_Task instructions:_ Omit every image, and transcribe the remaining entries exactly as given.

(Saved data entries)
((

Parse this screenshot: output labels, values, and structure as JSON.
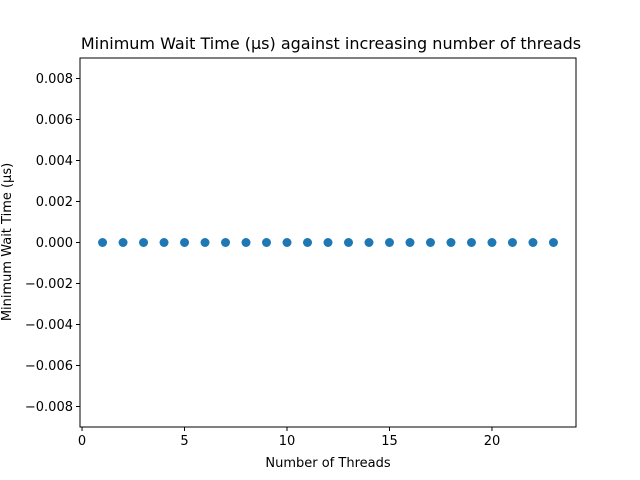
{
  "chart_data": {
    "type": "scatter",
    "title": "Minimum Wait Time (µs) against increasing number of threads",
    "xlabel": "Number of Threads",
    "ylabel": "Minimum Wait Time (µs)",
    "xlim": [
      -0.1,
      24.1
    ],
    "ylim": [
      -0.009,
      0.009
    ],
    "xticks": [
      0,
      5,
      10,
      15,
      20
    ],
    "xtick_labels": [
      "0",
      "5",
      "10",
      "15",
      "20"
    ],
    "yticks": [
      -0.008,
      -0.006,
      -0.004,
      -0.002,
      0.0,
      0.002,
      0.004,
      0.006,
      0.008
    ],
    "ytick_labels": [
      "−0.008",
      "−0.006",
      "−0.004",
      "−0.002",
      "0.000",
      "0.002",
      "0.004",
      "0.006",
      "0.008"
    ],
    "grid": false,
    "series": [
      {
        "color": "#1f77b4",
        "x": [
          1,
          2,
          3,
          4,
          5,
          6,
          7,
          8,
          9,
          10,
          11,
          12,
          13,
          14,
          15,
          16,
          17,
          18,
          19,
          20,
          21,
          22,
          23
        ],
        "y": [
          0,
          0,
          0,
          0,
          0,
          0,
          0,
          0,
          0,
          0,
          0,
          0,
          0,
          0,
          0,
          0,
          0,
          0,
          0,
          0,
          0,
          0,
          0
        ]
      }
    ]
  }
}
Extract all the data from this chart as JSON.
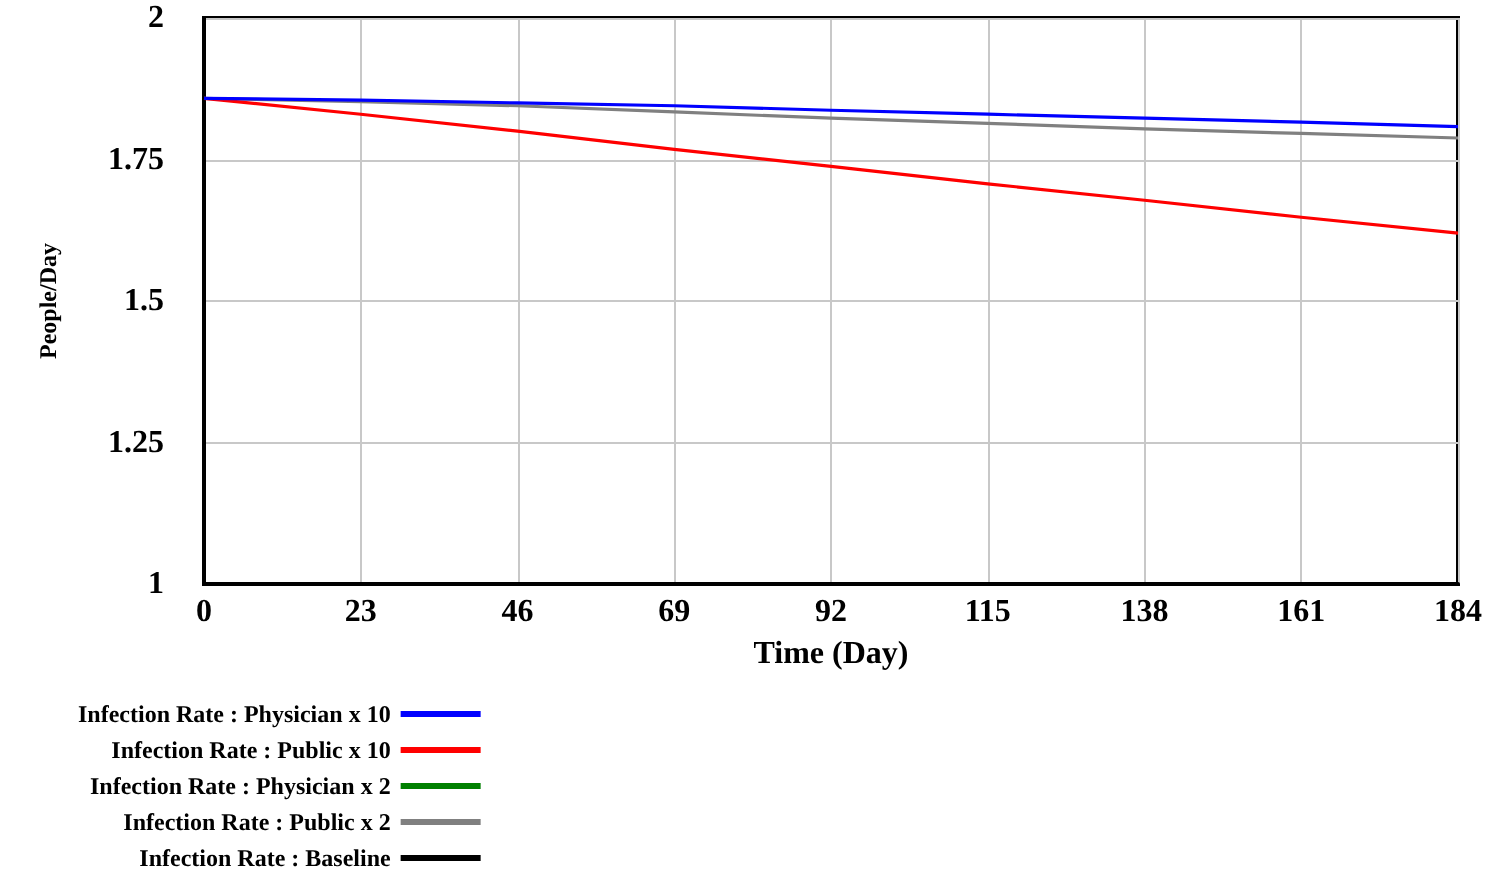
{
  "chart_data": {
    "type": "line",
    "xlabel": "Time (Day)",
    "ylabel": "People/Day",
    "x": [
      0,
      23,
      46,
      69,
      92,
      115,
      138,
      161,
      184
    ],
    "series": [
      {
        "name": "Infection Rate : Physician x 10",
        "color": "#0000ff",
        "values": [
          1.858,
          1.855,
          1.85,
          1.845,
          1.837,
          1.83,
          1.823,
          1.816,
          1.808
        ]
      },
      {
        "name": "Infection Rate : Public x 10",
        "color": "#ff0000",
        "values": [
          1.858,
          1.83,
          1.8,
          1.768,
          1.738,
          1.707,
          1.678,
          1.648,
          1.62
        ]
      },
      {
        "name": "Infection Rate : Physician x 2",
        "color": "#008000",
        "values": [
          null,
          null,
          null,
          null,
          null,
          null,
          null,
          null,
          null
        ]
      },
      {
        "name": "Infection Rate : Public x 2",
        "color": "#808080",
        "values": [
          1.858,
          1.852,
          1.845,
          1.834,
          1.823,
          1.814,
          1.804,
          1.796,
          1.788
        ]
      },
      {
        "name": "Infection Rate : Baseline",
        "color": "#000000",
        "values": [
          null,
          null,
          null,
          null,
          null,
          null,
          null,
          null,
          null
        ]
      }
    ],
    "xlim": [
      0,
      184
    ],
    "xticks": [
      0,
      23,
      46,
      69,
      92,
      115,
      138,
      161,
      184
    ],
    "ylim": [
      1,
      2
    ],
    "yticks": [
      1,
      1.25,
      1.5,
      1.75,
      2
    ],
    "grid": true,
    "legend": "bottom",
    "marker": "none",
    "line_style": "solid"
  }
}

))

_Solved exercise:_
Parse this screenshot: output labels, values, and structure as JSON.
{
  "chart_data": {
    "type": "scatter",
    "title": "Minimum Wait Time (µs) against increasing number of threads",
    "xlabel": "Number of Threads",
    "ylabel": "Minimum Wait Time (µs)",
    "xlim": [
      -0.1,
      24.1
    ],
    "ylim": [
      -0.009,
      0.009
    ],
    "xticks": [
      0,
      5,
      10,
      15,
      20
    ],
    "xtick_labels": [
      "0",
      "5",
      "10",
      "15",
      "20"
    ],
    "yticks": [
      -0.008,
      -0.006,
      -0.004,
      -0.002,
      0.0,
      0.002,
      0.004,
      0.006,
      0.008
    ],
    "ytick_labels": [
      "−0.008",
      "−0.006",
      "−0.004",
      "−0.002",
      "0.000",
      "0.002",
      "0.004",
      "0.006",
      "0.008"
    ],
    "grid": false,
    "series": [
      {
        "color": "#1f77b4",
        "x": [
          1,
          2,
          3,
          4,
          5,
          6,
          7,
          8,
          9,
          10,
          11,
          12,
          13,
          14,
          15,
          16,
          17,
          18,
          19,
          20,
          21,
          22,
          23
        ],
        "y": [
          0,
          0,
          0,
          0,
          0,
          0,
          0,
          0,
          0,
          0,
          0,
          0,
          0,
          0,
          0,
          0,
          0,
          0,
          0,
          0,
          0,
          0,
          0
        ]
      }
    ]
  }
}
Extract all the data from this chart as JSON.
{
  "chart_data": {
    "type": "line",
    "xlabel": "Time (Day)",
    "ylabel": "People/Day",
    "x": [
      0,
      23,
      46,
      69,
      92,
      115,
      138,
      161,
      184
    ],
    "series": [
      {
        "name": "Infection Rate : Physician x 10",
        "color": "#0000ff",
        "values": [
          1.858,
          1.855,
          1.85,
          1.845,
          1.837,
          1.83,
          1.823,
          1.816,
          1.808
        ]
      },
      {
        "name": "Infection Rate : Public x 10",
        "color": "#ff0000",
        "values": [
          1.858,
          1.83,
          1.8,
          1.768,
          1.738,
          1.707,
          1.678,
          1.648,
          1.62
        ]
      },
      {
        "name": "Infection Rate : Physician x 2",
        "color": "#008000",
        "values": [
          null,
          null,
          null,
          null,
          null,
          null,
          null,
          null,
          null
        ]
      },
      {
        "name": "Infection Rate : Public x 2",
        "color": "#808080",
        "values": [
          1.858,
          1.852,
          1.845,
          1.834,
          1.823,
          1.814,
          1.804,
          1.796,
          1.788
        ]
      },
      {
        "name": "Infection Rate : Baseline",
        "color": "#000000",
        "values": [
          null,
          null,
          null,
          null,
          null,
          null,
          null,
          null,
          null
        ]
      }
    ],
    "xlim": [
      0,
      184
    ],
    "xticks": [
      0,
      23,
      46,
      69,
      92,
      115,
      138,
      161,
      184
    ],
    "ylim": [
      1,
      2
    ],
    "yticks": [
      1,
      1.25,
      1.5,
      1.75,
      2
    ],
    "grid": true,
    "legend": "bottom",
    "marker": "none",
    "line_style": "solid"
  }
}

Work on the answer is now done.